::: Materials provided
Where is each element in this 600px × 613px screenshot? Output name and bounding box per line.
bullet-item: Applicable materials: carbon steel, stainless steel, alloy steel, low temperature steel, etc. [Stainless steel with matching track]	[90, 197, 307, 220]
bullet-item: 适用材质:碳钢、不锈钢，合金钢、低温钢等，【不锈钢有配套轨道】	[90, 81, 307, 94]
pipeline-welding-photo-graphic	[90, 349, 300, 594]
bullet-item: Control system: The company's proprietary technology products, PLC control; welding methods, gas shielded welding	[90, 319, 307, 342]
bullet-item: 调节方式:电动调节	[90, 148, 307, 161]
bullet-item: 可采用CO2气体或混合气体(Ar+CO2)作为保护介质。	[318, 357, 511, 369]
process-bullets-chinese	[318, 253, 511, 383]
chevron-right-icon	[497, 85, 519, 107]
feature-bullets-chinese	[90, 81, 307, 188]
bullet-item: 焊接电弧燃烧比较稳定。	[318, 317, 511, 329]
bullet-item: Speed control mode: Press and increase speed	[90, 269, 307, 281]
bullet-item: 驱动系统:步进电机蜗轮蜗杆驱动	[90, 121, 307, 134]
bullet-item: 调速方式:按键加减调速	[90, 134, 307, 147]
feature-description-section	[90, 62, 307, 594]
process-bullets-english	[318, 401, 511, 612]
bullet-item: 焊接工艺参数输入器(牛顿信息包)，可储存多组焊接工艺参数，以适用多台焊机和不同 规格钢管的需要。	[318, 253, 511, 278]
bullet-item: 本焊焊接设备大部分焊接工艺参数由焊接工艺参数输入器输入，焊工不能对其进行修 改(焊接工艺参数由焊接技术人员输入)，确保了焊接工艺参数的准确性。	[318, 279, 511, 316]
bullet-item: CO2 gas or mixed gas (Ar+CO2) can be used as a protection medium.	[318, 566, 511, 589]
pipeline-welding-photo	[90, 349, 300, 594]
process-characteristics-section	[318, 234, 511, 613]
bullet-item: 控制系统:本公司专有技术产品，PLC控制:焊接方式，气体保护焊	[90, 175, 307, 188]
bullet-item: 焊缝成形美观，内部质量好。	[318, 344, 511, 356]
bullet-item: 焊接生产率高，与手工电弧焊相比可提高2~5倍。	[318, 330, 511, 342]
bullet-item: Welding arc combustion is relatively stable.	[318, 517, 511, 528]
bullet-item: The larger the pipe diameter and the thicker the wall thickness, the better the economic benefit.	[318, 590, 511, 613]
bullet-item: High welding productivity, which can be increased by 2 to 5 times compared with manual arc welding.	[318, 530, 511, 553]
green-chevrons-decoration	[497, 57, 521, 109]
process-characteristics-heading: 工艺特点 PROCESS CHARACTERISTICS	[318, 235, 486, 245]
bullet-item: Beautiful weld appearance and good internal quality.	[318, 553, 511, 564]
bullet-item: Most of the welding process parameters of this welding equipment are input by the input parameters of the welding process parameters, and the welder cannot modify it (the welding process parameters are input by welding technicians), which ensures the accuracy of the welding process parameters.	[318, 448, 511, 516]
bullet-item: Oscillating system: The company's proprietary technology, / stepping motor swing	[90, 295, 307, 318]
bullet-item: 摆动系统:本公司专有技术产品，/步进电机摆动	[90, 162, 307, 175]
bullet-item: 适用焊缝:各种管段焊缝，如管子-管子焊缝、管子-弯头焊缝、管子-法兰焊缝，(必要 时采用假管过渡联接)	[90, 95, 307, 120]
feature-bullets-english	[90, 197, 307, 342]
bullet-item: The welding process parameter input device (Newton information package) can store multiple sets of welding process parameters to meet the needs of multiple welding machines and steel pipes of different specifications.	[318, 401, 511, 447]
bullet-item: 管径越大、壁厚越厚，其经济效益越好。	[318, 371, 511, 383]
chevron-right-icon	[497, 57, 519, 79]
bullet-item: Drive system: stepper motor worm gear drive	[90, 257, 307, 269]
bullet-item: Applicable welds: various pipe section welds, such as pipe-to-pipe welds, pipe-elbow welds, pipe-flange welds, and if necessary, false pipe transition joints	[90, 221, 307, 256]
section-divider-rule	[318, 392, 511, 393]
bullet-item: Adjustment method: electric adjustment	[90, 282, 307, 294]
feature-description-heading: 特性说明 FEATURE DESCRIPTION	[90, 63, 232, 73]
::::::
Work required:
Rewrite the entries from the start through the line containing "148, 307, 161]", replacing "carbon steel" with "mild steel" and leaving everything else unchanged.

Reply:
Where is each element in this 600px × 613px screenshot? Output name and bounding box per line.
bullet-item: Applicable materials: mild steel, stainless steel, alloy steel, low temperature steel, etc. [Stainless steel with matching track]	[90, 197, 307, 220]
bullet-item: 适用材质:碳钢、不锈钢，合金钢、低温钢等，【不锈钢有配套轨道】	[90, 81, 307, 94]
pipeline-welding-photo-graphic	[90, 349, 300, 594]
bullet-item: Control system: The company's proprietary technology products, PLC control; welding methods, gas shielded welding	[90, 319, 307, 342]
bullet-item: 调节方式:电动调节	[90, 148, 307, 161]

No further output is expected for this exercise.